WHAT IS BEING ASKED :: Take every line from the listing below that contains "δηκτος".

╔══

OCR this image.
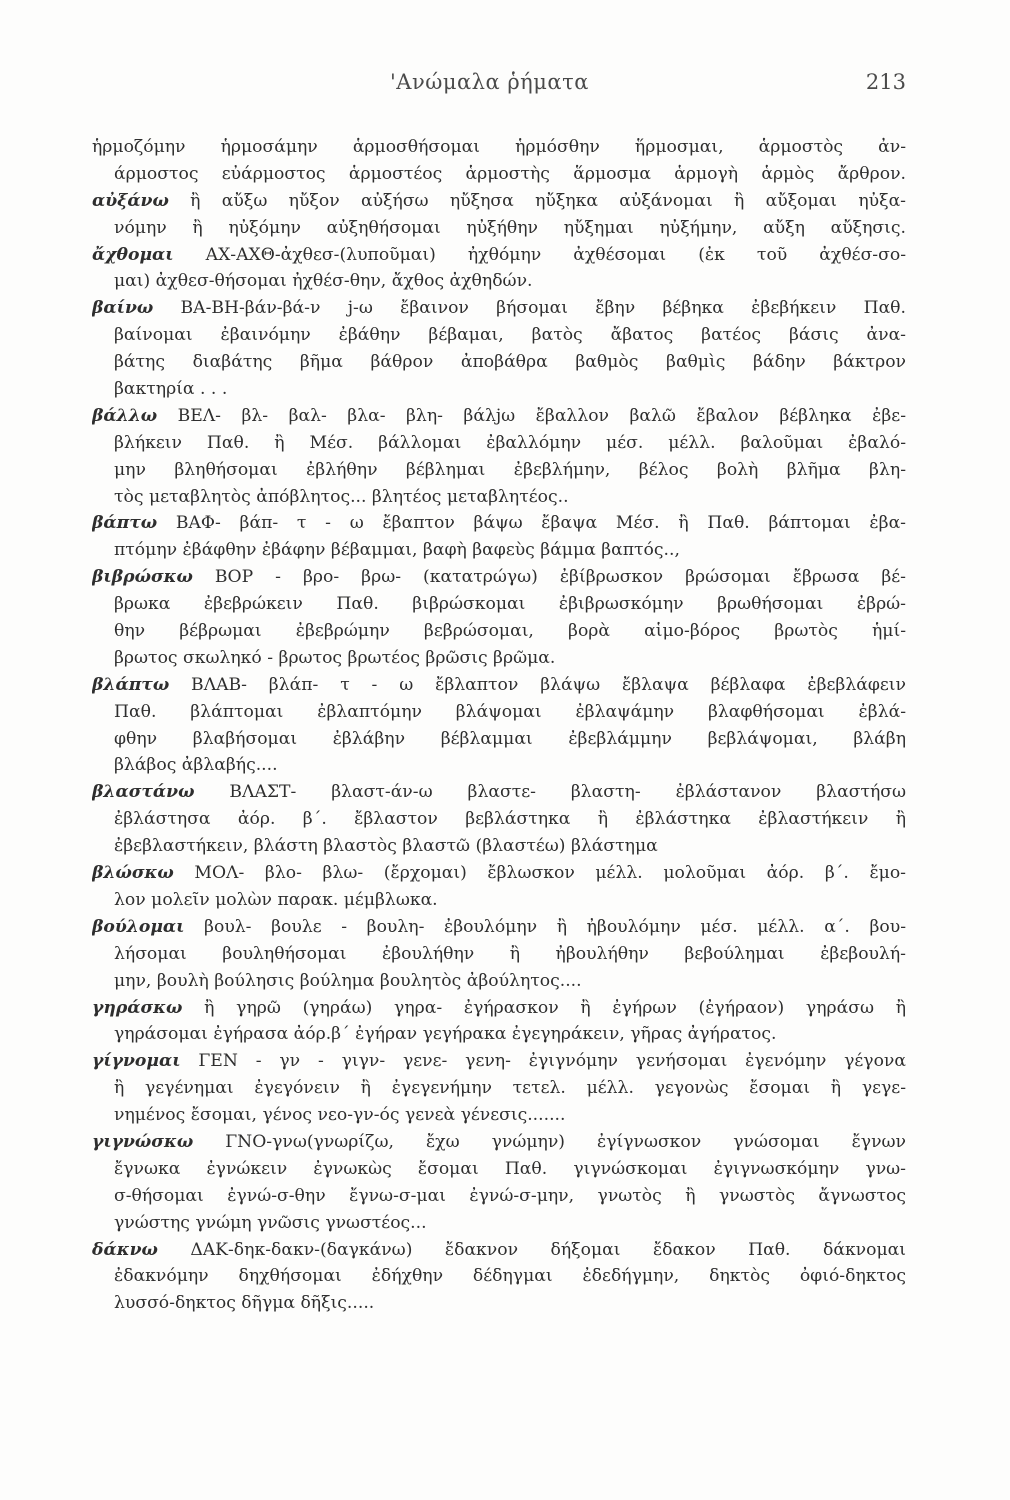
'Ανώμαλα ῥήματα	213
ἡρμοζόμην ἡρμοσάμην ἁρμοσθήσομαι ἡρμόσθην ἥρμοσμαι, ἁρμοστὸς ἀν-
άρμοστος εὐάρμοστος ἁρμοστέος ἁρμοστὴς ἅρμοσμα ἁρμογὴ ἁρμὸς ἄρθρον.
αὐξάνω ἢ αὔξω ηὔξον αὐξήσω ηὔξησα ηὔξηκα αὐξάνομαι ἢ αὔξομαι ηὐξα-
νόμην ἢ ηὐξόμην αὐξηθήσομαι ηὐξήθην ηὔξημαι ηὐξήμην, αὔξη αὔξησις.
ἄχθομαι ΑΧ-ΑΧΘ-ἀχθεσ-(λυποῦμαι) ἠχθόμην ἀχθέσομαι (ἐκ τοῦ ἀχθέσ-σο-
μαι) ἀχθεσ-θήσομαι ἠχθέσ-θην, ἄχθος ἀχθηδών.
βαίνω ΒΑ-ΒΗ-βάν-βά-ν j-ω ἔβαινον βήσομαι ἔβην βέβηκα ἐβεβήκειν Παθ.
βαίνομαι ἐβαινόμην ἐβάθην βέβαμαι, βατὸς ἄβατος βατέος βάσις ἀνα-
βάτης διαβάτης βῆμα βάθρον ἀποβάθρα βαθμὸς βαθμὶς βάδην βάκτρον
βακτηρία . . .
βάλλω ΒΕΛ- βλ- βαλ- βλα- βλη- βάλjω ἔβαλλον βαλῶ ἔβαλον βέβληκα ἐβε-
βλήκειν Παθ. ἢ Μέσ. βάλλομαι ἐβαλλόμην μέσ. μέλλ. βαλοῦμαι ἐβαλό-
μην βληθήσομαι ἐβλήθην βέβλημαι ἐβεβλήμην, βέλος βολὴ βλῆμα βλη-
τὸς μεταβλητὸς ἀπόβλητος... βλητέος μεταβλητέος..
βάπτω ΒΑΦ- βάπ- τ - ω ἔβαπτον βάψω ἔβαψα Μέσ. ἢ Παθ. βάπτομαι ἐβα-
πτόμην ἐβάφθην ἐβάφην βέβαμμαι, βαφὴ βαφεὺς βάμμα βαπτός..,
βιβρώσκω ΒΟΡ - βρο- βρω- (κατατρώγω) ἐβίβρωσκον βρώσομαι ἔβρωσα βέ-
βρωκα ἐβεβρώκειν Παθ. βιβρώσκομαι ἐβιβρωσκόμην βρωθήσομαι ἐβρώ-
θην βέβρωμαι ἐβεβρώμην βεβρώσομαι, βορὰ αἱμο-βόρος βρωτὸς ἡμί-
βρωτος σκωληκό - βρωτος βρωτέος βρῶσις βρῶμα.
βλάπτω ΒΛΑΒ- βλάπ- τ - ω ἔβλαπτον βλάψω ἔβλαψα βέβλαφα ἐβεβλάφειν
Παθ. βλάπτομαι ἐβλαπτόμην βλάψομαι ἐβλαψάμην βλαφθήσομαι ἐβλά-
φθην βλαβήσομαι ἐβλάβην βέβλαμμαι ἐβεβλάμμην βεβλάψομαι, βλάβη
βλάβος ἀβλαβής....
βλαστάνω ΒΛΑΣΤ- βλαστ-άν-ω βλαστε- βλαστη- ἐβλάστανον βλαστήσω
ἐβλάστησα ἀόρ. β΄. ἔβλαστον βεβλάστηκα ἢ ἐβλάστηκα ἐβλαστήκειν ἢ
ἐβεβλαστήκειν, βλάστη βλαστὸς βλαστῶ (βλαστέω) βλάστημα
βλώσκω ΜΟΛ- βλο- βλω- (ἔρχομαι) ἔβλωσκον μέλλ. μολοῦμαι ἀόρ. β΄. ἔμο-
λον μολεῖν μολὼν παρακ. μέμβλωκα.
βούλομαι βουλ- βουλε - βουλη- ἐβουλόμην ἢ ἠβουλόμην μέσ. μέλλ. α΄. βου-
λήσομαι βουληθήσομαι ἐβουλήθην ἢ ἠβουλήθην βεβούλημαι ἐβεβουλή-
μην, βουλὴ βούλησις βούλημα βουλητὸς ἀβούλητος....
γηράσκω ἢ γηρῶ (γηράω) γηρα- ἐγήρασκον ἢ ἐγήρων (ἐγήραον) γηράσω ἢ
γηράσομαι ἐγήρασα ἀόρ.β΄ ἐγήραν γεγήρακα ἐγεγηράκειν, γῆρας ἀγήρατος.
γίγνομαι ΓΕΝ - γν - γιγν- γενε- γενη- ἐγιγνόμην γενήσομαι ἐγενόμην γέγονα
ἢ γεγένημαι ἐγεγόνειν ἢ ἐγεγενήμην τετελ. μέλλ. γεγονὼς ἔσομαι ἢ γεγε-
νημένος ἔσομαι, γένος νεο-γν-ός γενεὰ γένεσις.......
γιγνώσκω ΓΝΟ-γνω(γνωρίζω, ἔχω γνώμην) ἐγίγνωσκον γνώσομαι ἔγνων
ἔγνωκα ἐγνώκειν ἐγνωκὼς ἔσομαι Παθ. γιγνώσκομαι ἐγιγνωσκόμην γνω-
σ-θήσομαι ἐγνώ-σ-θην ἔγνω-σ-μαι ἐγνώ-σ-μην, γνωτὸς ἢ γνωστὸς ἄγνωστος
γνώστης γνώμη γνῶσις γνωστέος...
δάκνω ΔΑΚ-δηκ-δακν-(δαγκάνω) ἔδακνον δήξομαι ἔδακον Παθ. δάκνομαι
ἐδακνόμην δηχθήσομαι ἐδήχθην δέδηγμαι ἐδεδήγμην, δηκτὸς ὀφιό-δηκτος
λυσσό-δηκτος δῆγμα δῆξις.....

╚══

ANSWER ::
ἐδακνόμην δηχθήσομαι ἐδήχθην δέδηγμαι ἐδεδήγμην, δηκτὸς ὀφιό-δηκτος
λυσσό-δηκτος δῆγμα δῆξις.....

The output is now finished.